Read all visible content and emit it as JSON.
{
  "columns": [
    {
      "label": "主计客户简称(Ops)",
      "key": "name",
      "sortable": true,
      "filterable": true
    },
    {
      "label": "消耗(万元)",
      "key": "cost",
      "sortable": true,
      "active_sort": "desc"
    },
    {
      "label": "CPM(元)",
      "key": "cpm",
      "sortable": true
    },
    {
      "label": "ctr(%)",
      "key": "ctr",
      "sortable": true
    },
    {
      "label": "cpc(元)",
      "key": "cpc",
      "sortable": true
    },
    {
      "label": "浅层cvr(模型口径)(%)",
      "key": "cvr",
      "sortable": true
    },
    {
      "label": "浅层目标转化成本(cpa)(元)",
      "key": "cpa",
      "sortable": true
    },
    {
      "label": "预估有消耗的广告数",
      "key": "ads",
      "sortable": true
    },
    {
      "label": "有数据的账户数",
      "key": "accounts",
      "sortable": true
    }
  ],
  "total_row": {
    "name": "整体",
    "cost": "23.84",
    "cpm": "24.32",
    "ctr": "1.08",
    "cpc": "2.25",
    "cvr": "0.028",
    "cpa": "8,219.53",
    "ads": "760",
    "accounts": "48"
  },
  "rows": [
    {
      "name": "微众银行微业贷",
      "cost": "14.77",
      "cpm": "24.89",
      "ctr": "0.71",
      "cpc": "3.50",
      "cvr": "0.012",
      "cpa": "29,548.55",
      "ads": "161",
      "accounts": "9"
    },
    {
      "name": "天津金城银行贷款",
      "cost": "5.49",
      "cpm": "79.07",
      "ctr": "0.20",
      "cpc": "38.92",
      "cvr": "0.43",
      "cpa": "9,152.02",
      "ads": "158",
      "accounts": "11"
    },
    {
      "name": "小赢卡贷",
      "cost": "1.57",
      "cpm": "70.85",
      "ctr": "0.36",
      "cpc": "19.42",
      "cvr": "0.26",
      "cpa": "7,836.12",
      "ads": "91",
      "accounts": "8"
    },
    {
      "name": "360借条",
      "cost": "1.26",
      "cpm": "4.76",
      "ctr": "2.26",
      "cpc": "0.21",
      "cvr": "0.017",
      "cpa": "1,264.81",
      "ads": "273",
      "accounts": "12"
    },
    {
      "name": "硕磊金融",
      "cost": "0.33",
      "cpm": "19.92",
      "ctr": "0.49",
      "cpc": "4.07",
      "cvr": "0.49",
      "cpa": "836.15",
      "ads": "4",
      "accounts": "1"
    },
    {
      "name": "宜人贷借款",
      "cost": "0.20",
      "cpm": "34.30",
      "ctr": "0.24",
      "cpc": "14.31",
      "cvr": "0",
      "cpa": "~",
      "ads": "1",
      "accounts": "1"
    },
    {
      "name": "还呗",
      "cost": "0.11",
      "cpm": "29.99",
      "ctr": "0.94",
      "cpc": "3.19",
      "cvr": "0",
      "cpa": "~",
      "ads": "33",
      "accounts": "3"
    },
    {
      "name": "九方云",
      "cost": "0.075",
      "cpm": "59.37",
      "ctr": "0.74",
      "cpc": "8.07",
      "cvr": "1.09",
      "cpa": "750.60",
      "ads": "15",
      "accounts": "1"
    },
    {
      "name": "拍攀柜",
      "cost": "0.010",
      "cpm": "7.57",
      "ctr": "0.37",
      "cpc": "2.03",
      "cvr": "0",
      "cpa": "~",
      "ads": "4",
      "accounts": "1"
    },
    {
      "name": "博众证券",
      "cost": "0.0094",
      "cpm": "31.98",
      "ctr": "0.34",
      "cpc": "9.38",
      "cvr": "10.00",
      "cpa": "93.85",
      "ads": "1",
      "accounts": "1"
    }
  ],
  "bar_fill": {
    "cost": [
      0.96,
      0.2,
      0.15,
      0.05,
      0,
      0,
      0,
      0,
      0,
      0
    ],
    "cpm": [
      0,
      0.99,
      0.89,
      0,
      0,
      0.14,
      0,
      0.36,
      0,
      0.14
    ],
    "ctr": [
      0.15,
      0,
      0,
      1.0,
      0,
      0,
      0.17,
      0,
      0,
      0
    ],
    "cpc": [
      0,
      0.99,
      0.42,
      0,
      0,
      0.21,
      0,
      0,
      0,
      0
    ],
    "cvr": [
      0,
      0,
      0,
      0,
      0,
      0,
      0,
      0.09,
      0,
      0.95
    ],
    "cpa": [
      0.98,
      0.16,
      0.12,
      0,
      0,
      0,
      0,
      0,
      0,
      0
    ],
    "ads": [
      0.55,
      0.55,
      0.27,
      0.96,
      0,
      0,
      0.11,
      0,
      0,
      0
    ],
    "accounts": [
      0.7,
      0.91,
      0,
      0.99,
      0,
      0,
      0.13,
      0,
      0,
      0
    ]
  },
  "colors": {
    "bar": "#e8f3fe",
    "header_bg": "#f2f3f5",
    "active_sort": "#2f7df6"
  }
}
######
=== Task objective ===
Quote the entire listing above exactly.

=== Worked answer ===
Read all visible content and emit it as JSON.
{
  "columns": [
    {
      "label": "主计客户简称(Ops)",
      "key": "name",
      "sortable": true,
      "filterable": true
    },
    {
      "label": "消耗(万元)",
      "key": "cost",
      "sortable": true,
      "active_sort": "desc"
    },
    {
      "label": "CPM(元)",
      "key": "cpm",
      "sortable": true
    },
    {
      "label": "ctr(%)",
      "key": "ctr",
      "sortable": true
    },
    {
      "label": "cpc(元)",
      "key": "cpc",
      "sortable": true
    },
    {
      "label": "浅层cvr(模型口径)(%)",
      "key": "cvr",
      "sortable": true
    },
    {
      "label": "浅层目标转化成本(cpa)(元)",
      "key": "cpa",
      "sortable": true
    },
    {
      "label": "预估有消耗的广告数",
      "key": "ads",
      "sortable": true
    },
    {
      "label": "有数据的账户数",
      "key": "accounts",
      "sortable": true
    }
  ],
  "total_row": {
    "name": "整体",
    "cost": "23.84",
    "cpm": "24.32",
    "ctr": "1.08",
    "cpc": "2.25",
    "cvr": "0.028",
    "cpa": "8,219.53",
    "ads": "760",
    "accounts": "48"
  },
  "rows": [
    {
      "name": "微众银行微业贷",
      "cost": "14.77",
      "cpm": "24.89",
      "ctr": "0.71",
      "cpc": "3.50",
      "cvr": "0.012",
      "cpa": "29,548.55",
      "ads": "161",
      "accounts": "9"
    },
    {
      "name": "天津金城银行贷款",
      "cost": "5.49",
      "cpm": "79.07",
      "ctr": "0.20",
      "cpc": "38.92",
      "cvr": "0.43",
      "cpa": "9,152.02",
      "ads": "158",
      "accounts": "11"
    },
    {
      "name": "小赢卡贷",
      "cost": "1.57",
      "cpm": "70.85",
      "ctr": "0.36",
      "cpc": "19.42",
      "cvr": "0.26",
      "cpa": "7,836.12",
      "ads": "91",
      "accounts": "8"
    },
    {
      "name": "360借条",
      "cost": "1.26",
      "cpm": "4.76",
      "ctr": "2.26",
      "cpc": "0.21",
      "cvr": "0.017",
      "cpa": "1,264.81",
      "ads": "273",
      "accounts": "12"
    },
    {
      "name": "硕磊金融",
      "cost": "0.33",
      "cpm": "19.92",
      "ctr": "0.49",
      "cpc": "4.07",
      "cvr": "0.49",
      "cpa": "836.15",
      "ads": "4",
      "accounts": "1"
    },
    {
      "name": "宜人贷借款",
      "cost": "0.20",
      "cpm": "34.30",
      "ctr": "0.24",
      "cpc": "14.31",
      "cvr": "0",
      "cpa": "~",
      "ads": "1",
      "accounts": "1"
    },
    {
      "name": "还呗",
      "cost": "0.11",
      "cpm": "29.99",
      "ctr": "0.94",
      "cpc": "3.19",
      "cvr": "0",
      "cpa": "~",
      "ads": "33",
      "accounts": "3"
    },
    {
      "name": "九方云",
      "cost": "0.075",
      "cpm": "59.37",
      "ctr": "0.74",
      "cpc": "8.07",
      "cvr": "1.09",
      "cpa": "750.60",
      "ads": "15",
      "accounts": "1"
    },
    {
      "name": "拍攀柜",
      "cost": "0.010",
      "cpm": "7.57",
      "ctr": "0.37",
      "cpc": "2.03",
      "cvr": "0",
      "cpa": "~",
      "ads": "4",
      "accounts": "1"
    },
    {
      "name": "博众证券",
      "cost": "0.0094",
      "cpm": "31.98",
      "ctr": "0.34",
      "cpc": "9.38",
      "cvr": "10.00",
      "cpa": "93.85",
      "ads": "1",
      "accounts": "1"
    }
  ],
  "bar_fill": {
    "cost": [
      0.96,
      0.2,
      0.15,
      0.05,
      0,
      0,
      0,
      0,
      0,
      0
    ],
    "cpm": [
      0,
      0.99,
      0.89,
      0,
      0,
      0.14,
      0,
      0.36,
      0,
      0.14
    ],
    "ctr": [
      0.15,
      0,
      0,
      1.0,
      0,
      0,
      0.17,
      0,
      0,
      0
    ],
    "cpc": [
      0,
      0.99,
      0.42,
      0,
      0,
      0.21,
      0,
      0,
      0,
      0
    ],
    "cvr": [
      0,
      0,
      0,
      0,
      0,
      0,
      0,
      0.09,
      0,
      0.95
    ],
    "cpa": [
      0.98,
      0.16,
      0.12,
      0,
      0,
      0,
      0,
      0,
      0,
      0
    ],
    "ads": [
      0.55,
      0.55,
      0.27,
      0.96,
      0,
      0,
      0.11,
      0,
      0,
      0
    ],
    "accounts": [
      0.7,
      0.91,
      0,
      0.99,
      0,
      0,
      0.13,
      0,
      0,
      0
    ]
  },
  "colors": {
    "bar": "#e8f3fe",
    "header_bg": "#f2f3f5",
    "active_sort": "#2f7df6"
  }
}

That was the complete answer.